Data records.
** START **

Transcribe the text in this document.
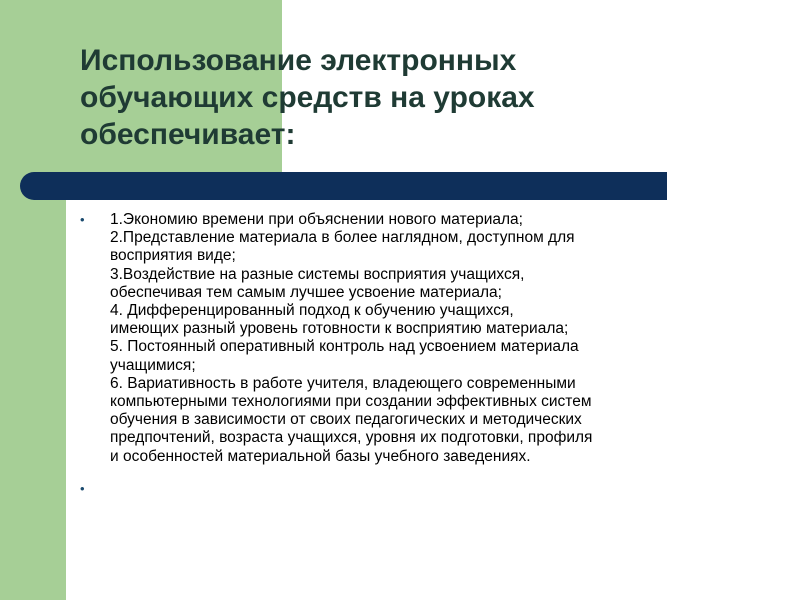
Использование электронных
обучающих средств на уроках
обеспечивает:
• 1.Экономию времени при объяснении нового материала;
2.Представление материала в более наглядном, доступном для
восприятия виде;
3.Воздействие на разные системы восприятия учащихся,
обеспечивая тем самым лучшее усвоение материала;
4. Дифференцированный подход к обучению учащихся,
имеющих разный уровень готовности к восприятию материала;
5. Постоянный оперативный контроль над усвоением материала
учащимися;
6. Вариативность в работе учителя, владеющего современными
компьютерными технологиями при создании эффективных систем
обучения в зависимости от своих педагогических и методических
предпочтений, возраста учащихся, уровня их подготовки, профиля
и особенностей материальной базы учебного заведениях.
•
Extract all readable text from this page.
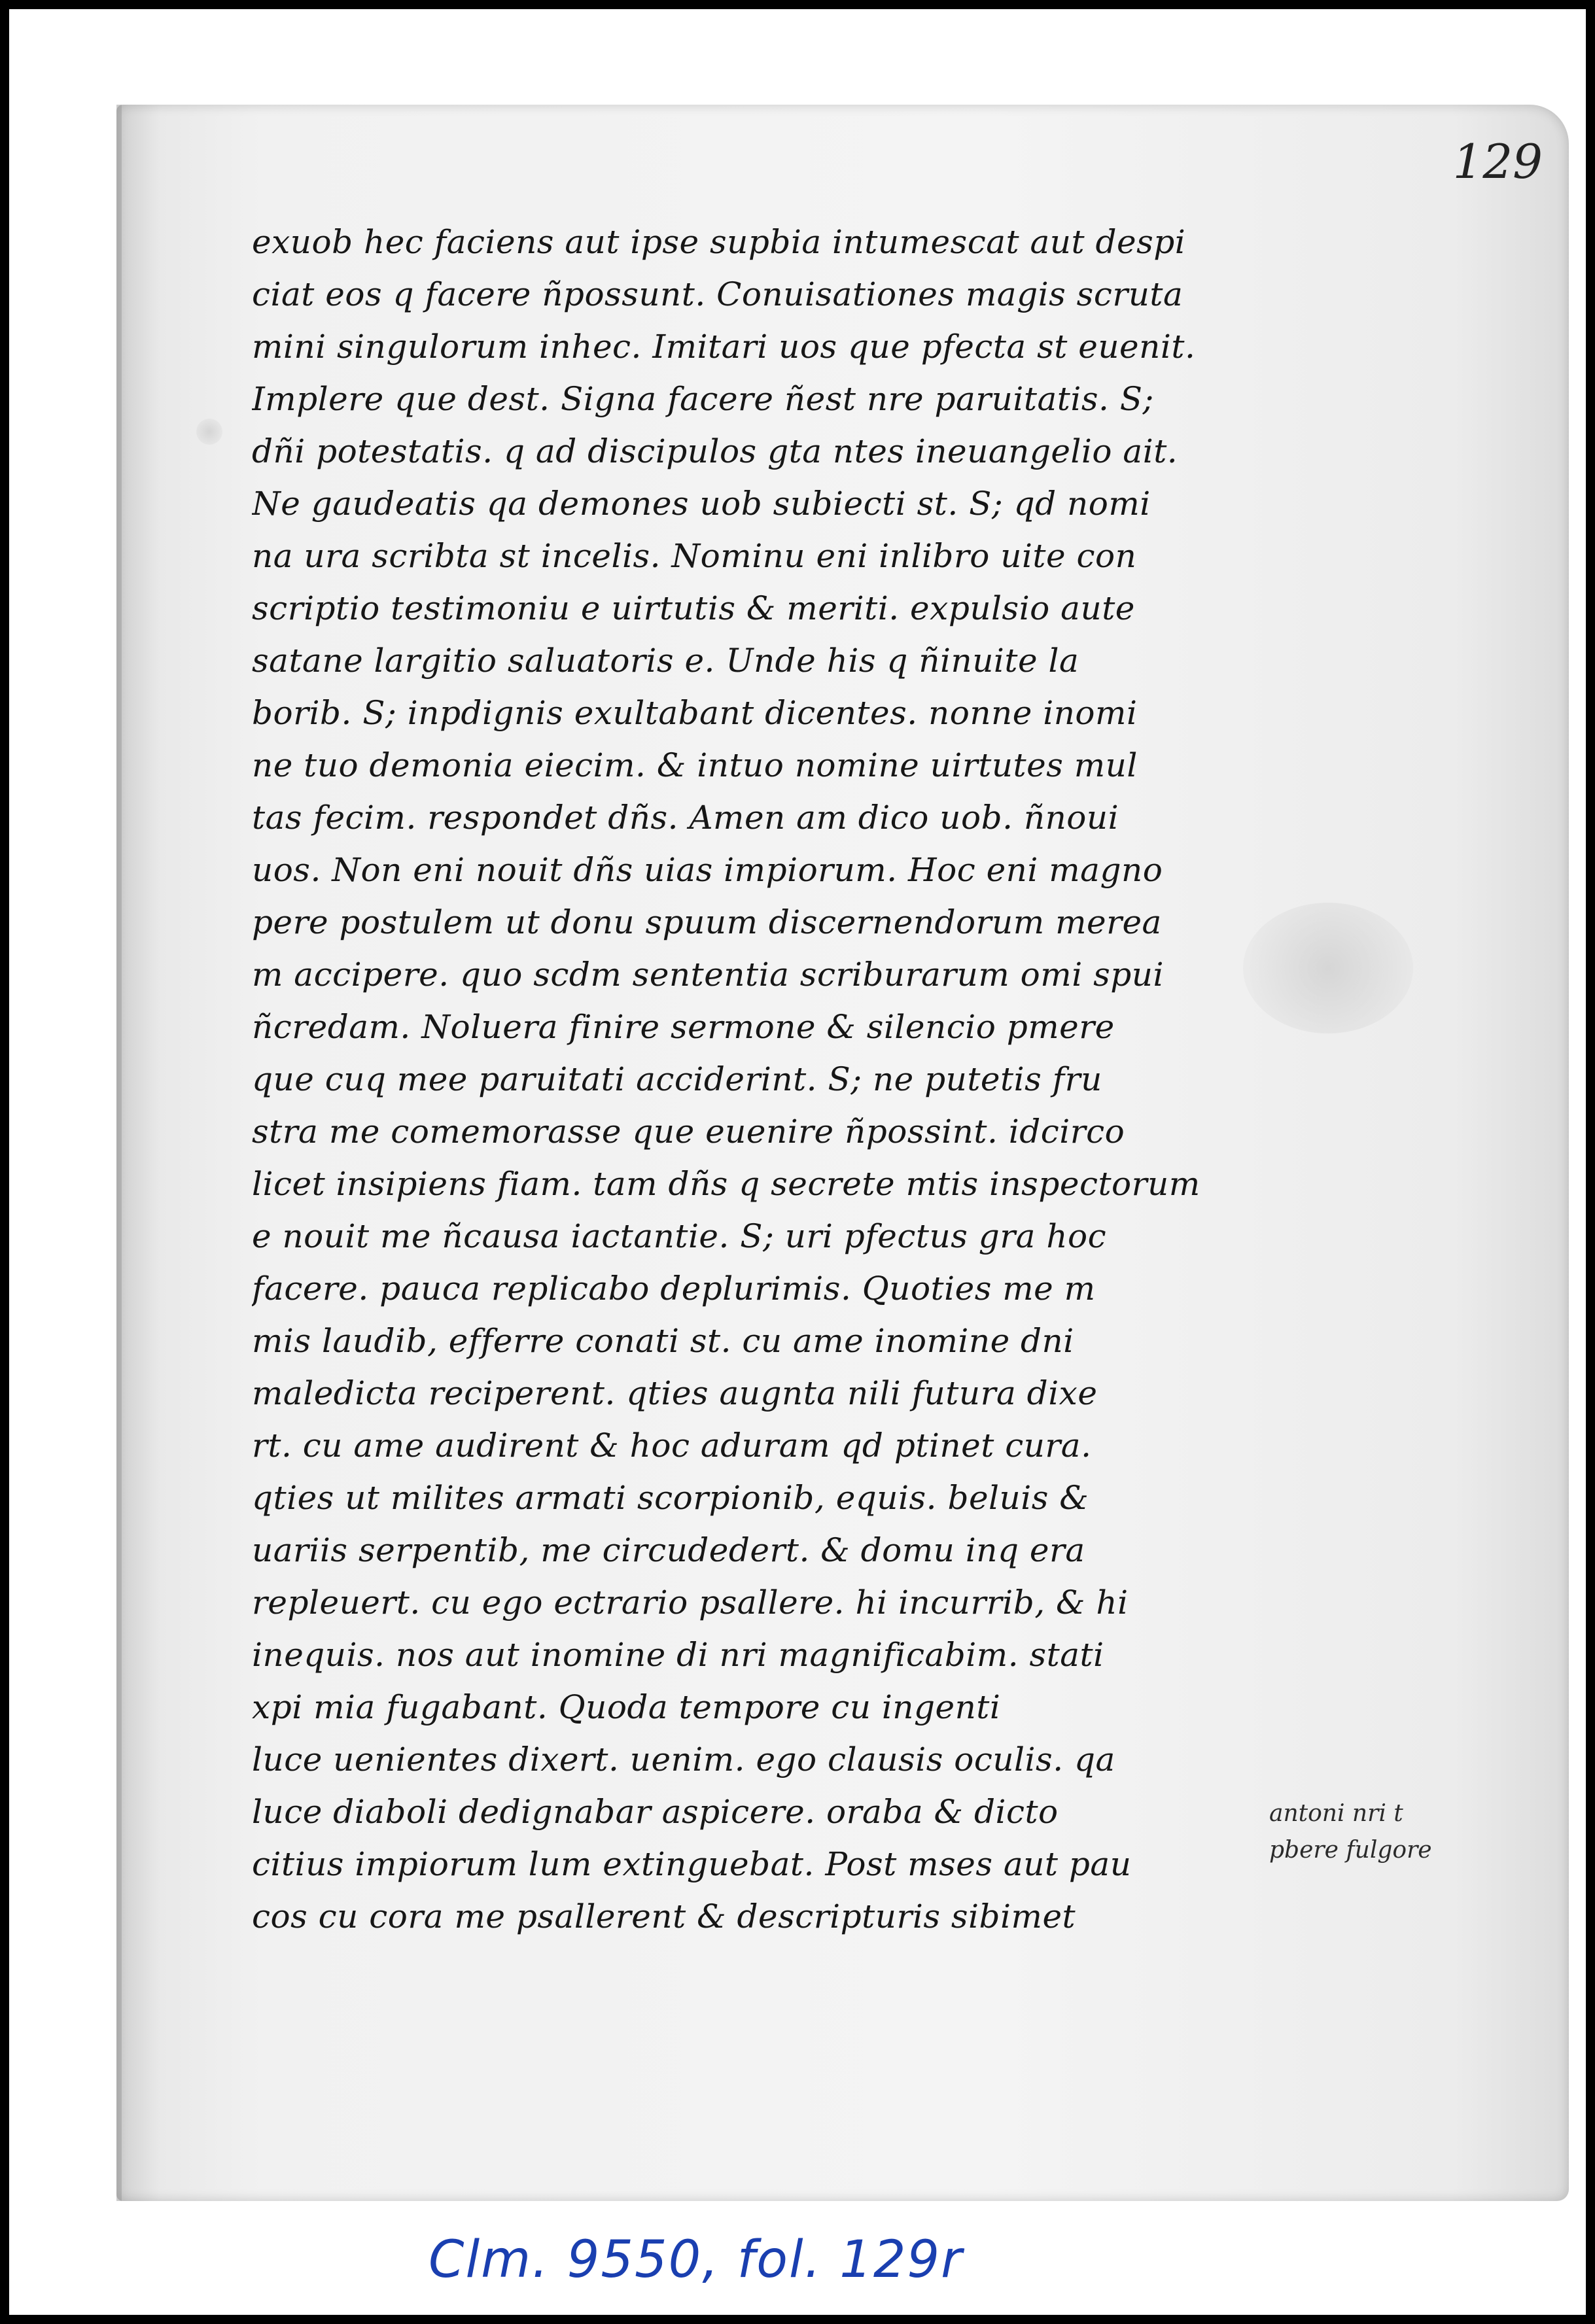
129
exuob hec faciens aut ipse supbia intumescat aut despi
ciat eos q facere ñpossunt. Conuisationes magis scruta
mini singulorum inhec. Imitari uos que pfecta st euenit.
Implere que dest. Signa facere ñest nre paruitatis. S;
dñi potestatis. q ad discipulos gta ntes ineuangelio ait.
Ne gaudeatis qa demones uob subiecti st. S; qd nomi
na ura scribta st incelis. Nominu eni inlibro uite con
scriptio testimoniu e uirtutis & meriti. expulsio aute
satane largitio saluatoris e. Unde his q ñinuite la
borib. S; inpdignis exultabant dicentes. nonne inomi
ne tuo demonia eiecim. & intuo nomine uirtutes mul
tas fecim. respondet dñs. Amen am dico uob. ñnoui
uos. Non eni nouit dñs uias impiorum. Hoc eni magno
pere postulem ut donu spuum discernendorum merea
m accipere. quo scdm sententia scriburarum omi spui
ñcredam. Noluera finire sermone & silencio pmere
que cuq mee paruitati acciderint. S; ne putetis fru
stra me comemorasse que euenire ñpossint. idcirco
licet insipiens fiam. tam dñs q secrete mtis inspectorum
e nouit me ñcausa iactantie. S; uri pfectus gra hoc
facere. pauca replicabo deplurimis. Quoties me m
mis laudib, efferre conati st. cu ame inomine dni
maledicta reciperent. qties augnta nili futura dixe
rt. cu ame audirent & hoc aduram qd ptinet cura.
qties ut milites armati scorpionib, equis. beluis &
uariis serpentib, me circudedert. & domu inq era
repleuert. cu ego ectrario psallere. hi incurrib, & hi
inequis. nos aut inomine di nri magnificabim. stati
xpi mia fugabant. Quoda tempore cu ingenti
luce uenientes dixert. uenim. ego clausis oculis. qa
luce diaboli dedignabar aspicere. oraba & dicto
citius impiorum lum extinguebat. Post mses aut pau
cos cu cora me psallerent & descripturis sibimet
antoni nri t
pbere fulgore
Clm. 9550, fol. 129r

** END **

OBJECTIVE.
Using the listing above, pick out each line that contains the word "материала", then copy it.

RIGHT ANSWER.
• 1.Экономию времени при объяснении нового материала;
2.Представление материала в более наглядном, доступном для
обеспечивая тем самым лучшее усвоение материала;
имеющих разный уровень готовности к восприятию материала;
5. Постоянный оперативный контроль над усвоением материала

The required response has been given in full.